___ Supplied data ___
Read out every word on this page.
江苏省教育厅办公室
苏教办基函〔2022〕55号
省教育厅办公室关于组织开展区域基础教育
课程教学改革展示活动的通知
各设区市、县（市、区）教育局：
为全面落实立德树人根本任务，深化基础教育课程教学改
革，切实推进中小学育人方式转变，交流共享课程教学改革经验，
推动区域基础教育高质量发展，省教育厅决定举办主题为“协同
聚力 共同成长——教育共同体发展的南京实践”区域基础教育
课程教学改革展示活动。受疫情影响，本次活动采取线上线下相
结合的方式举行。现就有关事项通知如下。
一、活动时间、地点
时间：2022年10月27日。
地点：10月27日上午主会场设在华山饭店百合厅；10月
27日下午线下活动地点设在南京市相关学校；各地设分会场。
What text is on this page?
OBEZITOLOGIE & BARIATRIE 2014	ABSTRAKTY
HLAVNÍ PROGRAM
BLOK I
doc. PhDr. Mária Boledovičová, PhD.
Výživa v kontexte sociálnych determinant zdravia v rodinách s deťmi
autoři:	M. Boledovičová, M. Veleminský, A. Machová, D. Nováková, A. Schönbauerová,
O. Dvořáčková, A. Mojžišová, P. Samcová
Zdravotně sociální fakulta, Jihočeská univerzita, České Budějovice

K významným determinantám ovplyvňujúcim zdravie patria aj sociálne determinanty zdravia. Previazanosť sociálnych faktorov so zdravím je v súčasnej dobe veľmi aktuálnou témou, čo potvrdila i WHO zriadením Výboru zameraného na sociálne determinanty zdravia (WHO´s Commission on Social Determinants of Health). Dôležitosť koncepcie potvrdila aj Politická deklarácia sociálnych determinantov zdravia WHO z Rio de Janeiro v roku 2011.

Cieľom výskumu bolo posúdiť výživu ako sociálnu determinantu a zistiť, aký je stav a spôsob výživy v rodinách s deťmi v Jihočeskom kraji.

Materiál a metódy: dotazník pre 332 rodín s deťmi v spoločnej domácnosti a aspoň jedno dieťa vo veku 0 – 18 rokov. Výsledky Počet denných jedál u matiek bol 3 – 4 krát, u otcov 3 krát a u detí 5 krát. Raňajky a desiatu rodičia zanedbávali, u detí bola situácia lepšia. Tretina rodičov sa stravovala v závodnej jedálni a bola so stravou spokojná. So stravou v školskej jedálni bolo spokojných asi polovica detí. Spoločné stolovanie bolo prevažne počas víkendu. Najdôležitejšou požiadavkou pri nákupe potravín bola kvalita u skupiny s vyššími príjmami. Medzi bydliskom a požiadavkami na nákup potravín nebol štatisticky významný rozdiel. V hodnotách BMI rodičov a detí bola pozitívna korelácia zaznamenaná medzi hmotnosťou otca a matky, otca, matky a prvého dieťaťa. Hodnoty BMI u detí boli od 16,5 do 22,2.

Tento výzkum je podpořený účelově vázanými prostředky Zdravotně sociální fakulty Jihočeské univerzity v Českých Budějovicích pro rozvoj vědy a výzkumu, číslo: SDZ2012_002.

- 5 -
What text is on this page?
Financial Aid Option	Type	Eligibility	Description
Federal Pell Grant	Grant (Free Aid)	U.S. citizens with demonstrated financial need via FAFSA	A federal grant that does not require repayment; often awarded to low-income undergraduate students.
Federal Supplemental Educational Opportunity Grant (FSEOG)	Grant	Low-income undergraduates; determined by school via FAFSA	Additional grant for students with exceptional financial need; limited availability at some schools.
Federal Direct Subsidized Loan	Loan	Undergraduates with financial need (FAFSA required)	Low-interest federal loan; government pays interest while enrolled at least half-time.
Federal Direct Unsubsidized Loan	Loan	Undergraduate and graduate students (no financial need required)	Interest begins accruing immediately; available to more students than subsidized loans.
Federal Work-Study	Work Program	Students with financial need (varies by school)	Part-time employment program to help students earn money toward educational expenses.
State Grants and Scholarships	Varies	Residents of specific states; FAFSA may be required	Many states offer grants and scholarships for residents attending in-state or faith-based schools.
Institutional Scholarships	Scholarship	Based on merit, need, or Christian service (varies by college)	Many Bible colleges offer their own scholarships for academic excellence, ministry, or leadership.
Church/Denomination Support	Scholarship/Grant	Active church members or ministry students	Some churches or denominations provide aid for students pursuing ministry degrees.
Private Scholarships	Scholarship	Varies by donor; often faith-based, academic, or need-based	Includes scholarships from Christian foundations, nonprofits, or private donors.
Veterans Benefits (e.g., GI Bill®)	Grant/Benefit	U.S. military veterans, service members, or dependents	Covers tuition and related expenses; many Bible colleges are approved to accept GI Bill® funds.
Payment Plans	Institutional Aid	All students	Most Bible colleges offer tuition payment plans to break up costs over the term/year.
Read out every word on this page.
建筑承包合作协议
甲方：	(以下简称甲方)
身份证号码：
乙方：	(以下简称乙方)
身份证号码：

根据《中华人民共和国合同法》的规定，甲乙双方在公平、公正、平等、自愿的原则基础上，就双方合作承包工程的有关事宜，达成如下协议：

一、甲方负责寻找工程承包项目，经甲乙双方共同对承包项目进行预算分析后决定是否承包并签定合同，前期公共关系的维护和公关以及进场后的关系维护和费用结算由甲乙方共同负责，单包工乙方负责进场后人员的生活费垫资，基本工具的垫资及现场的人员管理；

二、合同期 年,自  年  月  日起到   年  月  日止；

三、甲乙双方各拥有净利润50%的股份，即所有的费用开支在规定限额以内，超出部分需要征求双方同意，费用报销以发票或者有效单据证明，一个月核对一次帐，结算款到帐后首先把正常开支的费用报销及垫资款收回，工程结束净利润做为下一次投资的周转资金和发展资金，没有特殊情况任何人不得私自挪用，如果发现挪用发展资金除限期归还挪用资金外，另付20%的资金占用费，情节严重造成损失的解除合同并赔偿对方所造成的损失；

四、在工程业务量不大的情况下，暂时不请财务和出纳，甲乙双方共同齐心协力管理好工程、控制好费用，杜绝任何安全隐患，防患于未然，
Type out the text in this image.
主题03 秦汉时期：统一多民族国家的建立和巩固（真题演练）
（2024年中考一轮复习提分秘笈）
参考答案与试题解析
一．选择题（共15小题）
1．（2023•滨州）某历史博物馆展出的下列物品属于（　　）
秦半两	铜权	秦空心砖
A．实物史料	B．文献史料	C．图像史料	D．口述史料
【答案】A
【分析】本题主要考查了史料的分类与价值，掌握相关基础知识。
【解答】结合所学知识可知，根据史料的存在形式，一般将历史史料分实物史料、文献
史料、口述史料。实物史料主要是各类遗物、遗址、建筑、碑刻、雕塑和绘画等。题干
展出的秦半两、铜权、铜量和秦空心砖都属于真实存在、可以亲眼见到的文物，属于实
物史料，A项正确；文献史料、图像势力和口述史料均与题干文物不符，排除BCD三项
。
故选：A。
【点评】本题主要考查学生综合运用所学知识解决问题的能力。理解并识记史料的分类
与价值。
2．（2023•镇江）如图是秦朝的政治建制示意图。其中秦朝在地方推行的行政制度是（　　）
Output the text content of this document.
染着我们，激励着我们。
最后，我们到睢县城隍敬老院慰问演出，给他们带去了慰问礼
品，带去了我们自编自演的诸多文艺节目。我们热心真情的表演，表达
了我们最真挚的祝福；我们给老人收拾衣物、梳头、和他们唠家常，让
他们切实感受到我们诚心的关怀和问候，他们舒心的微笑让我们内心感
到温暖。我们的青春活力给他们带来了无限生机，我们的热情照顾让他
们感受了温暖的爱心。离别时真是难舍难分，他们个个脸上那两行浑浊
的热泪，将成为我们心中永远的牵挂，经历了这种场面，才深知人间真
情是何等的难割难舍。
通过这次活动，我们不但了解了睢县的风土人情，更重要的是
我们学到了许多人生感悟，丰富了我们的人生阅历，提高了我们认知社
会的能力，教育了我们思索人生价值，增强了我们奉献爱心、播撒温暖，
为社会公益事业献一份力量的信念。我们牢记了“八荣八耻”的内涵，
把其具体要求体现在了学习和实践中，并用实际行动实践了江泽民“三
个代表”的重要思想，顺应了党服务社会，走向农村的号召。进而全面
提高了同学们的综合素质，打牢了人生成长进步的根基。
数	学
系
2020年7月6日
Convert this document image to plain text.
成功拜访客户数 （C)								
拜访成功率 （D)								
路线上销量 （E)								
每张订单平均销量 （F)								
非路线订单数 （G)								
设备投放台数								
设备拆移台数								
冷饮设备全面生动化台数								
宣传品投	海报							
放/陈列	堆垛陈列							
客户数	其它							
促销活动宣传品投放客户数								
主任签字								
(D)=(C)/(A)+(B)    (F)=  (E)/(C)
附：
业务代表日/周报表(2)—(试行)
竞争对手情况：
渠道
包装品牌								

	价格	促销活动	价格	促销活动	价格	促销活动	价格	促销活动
___
* _The problem_: Wherever a line in the data above holds "students", copy that line.

* _Full answer_:
Federal Pell Grant	Grant (Free Aid)	U.S. citizens with demonstrated financial need via FAFSA	A federal grant that does not require repayment; often awarded to low-income undergraduate students.
Federal Supplemental Educational Opportunity Grant (FSEOG)	Grant	Low-income undergraduates; determined by school via FAFSA	Additional grant for students with exceptional financial need; limited availability at some schools.
Federal Direct Unsubsidized Loan	Loan	Undergraduate and graduate students (no financial need required)	Interest begins accruing immediately; available to more students than subsidized loans.
Federal Work-Study	Work Program	Students with financial need (varies by school)	Part-time employment program to help students earn money toward educational expenses.
Church/Denomination Support	Scholarship/Grant	Active church members or ministry students	Some churches or denominations provide aid for students pursuing ministry degrees.
Payment Plans	Institutional Aid	All students	Most Bible colleges offer tuition payment plans to break up costs over the term/year.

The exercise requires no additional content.